* [Stored data]
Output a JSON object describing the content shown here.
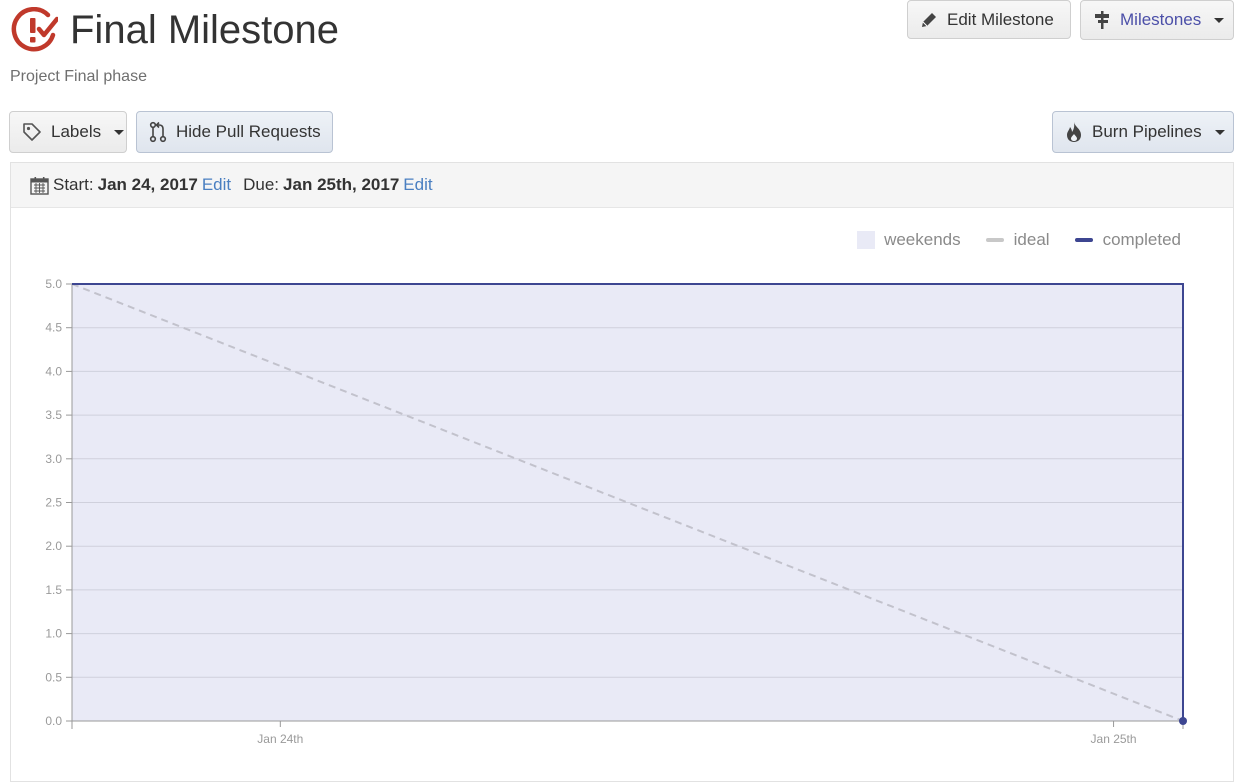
{
  "header": {
    "title": "Final Milestone",
    "subtitle": "Project Final phase",
    "edit_button": "Edit Milestone",
    "milestones_button": "Milestones"
  },
  "toolbar": {
    "labels_button": "Labels",
    "hide_pr_button": "Hide Pull Requests",
    "burn_button": "Burn Pipelines"
  },
  "dates": {
    "start_label": "Start:",
    "start_value": "Jan 24, 2017",
    "start_edit": "Edit",
    "due_label": "Due:",
    "due_value": "Jan 25th, 2017",
    "due_edit": "Edit"
  },
  "icons": {
    "logo": "zenhub-logo-icon",
    "edit": "pencil-icon",
    "milestones": "signpost-icon",
    "labels": "tag-icon",
    "hide_pr": "pull-request-icon",
    "burn": "flame-icon",
    "calendar": "calendar-icon"
  },
  "colors": {
    "logo": "#c0392b",
    "accent": "#4b4fa8",
    "completed": "#3d4691",
    "ideal": "#c2c2cc",
    "weekends": "#e9eaf6",
    "link": "#4a7fc1"
  },
  "chart_data": {
    "type": "line",
    "legend": [
      "weekends",
      "ideal",
      "completed"
    ],
    "legend_position": "top-right",
    "x_ticks": [
      "Jan 24th",
      "Jan 25th"
    ],
    "y_ticks": [
      "5.0",
      "4.5",
      "4.0",
      "3.5",
      "3.0",
      "2.5",
      "2.0",
      "1.5",
      "1.0",
      "0.5",
      "0.0"
    ],
    "ylim": [
      0,
      5
    ],
    "grid": true,
    "weekend_shading": {
      "from": 0,
      "to": 1
    },
    "series": [
      {
        "name": "ideal",
        "style": "dashed",
        "x": [
          0,
          1
        ],
        "y": [
          5,
          0
        ]
      },
      {
        "name": "completed",
        "style": "solid",
        "x": [
          0,
          1,
          1
        ],
        "y": [
          5,
          5,
          0
        ]
      }
    ]
  }
}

* [Given problem]
Extract every line from the records above that contains the word "completed".

* [Correct result]
    "completed": "#3d4691",
      "completed"
        "name": "completed",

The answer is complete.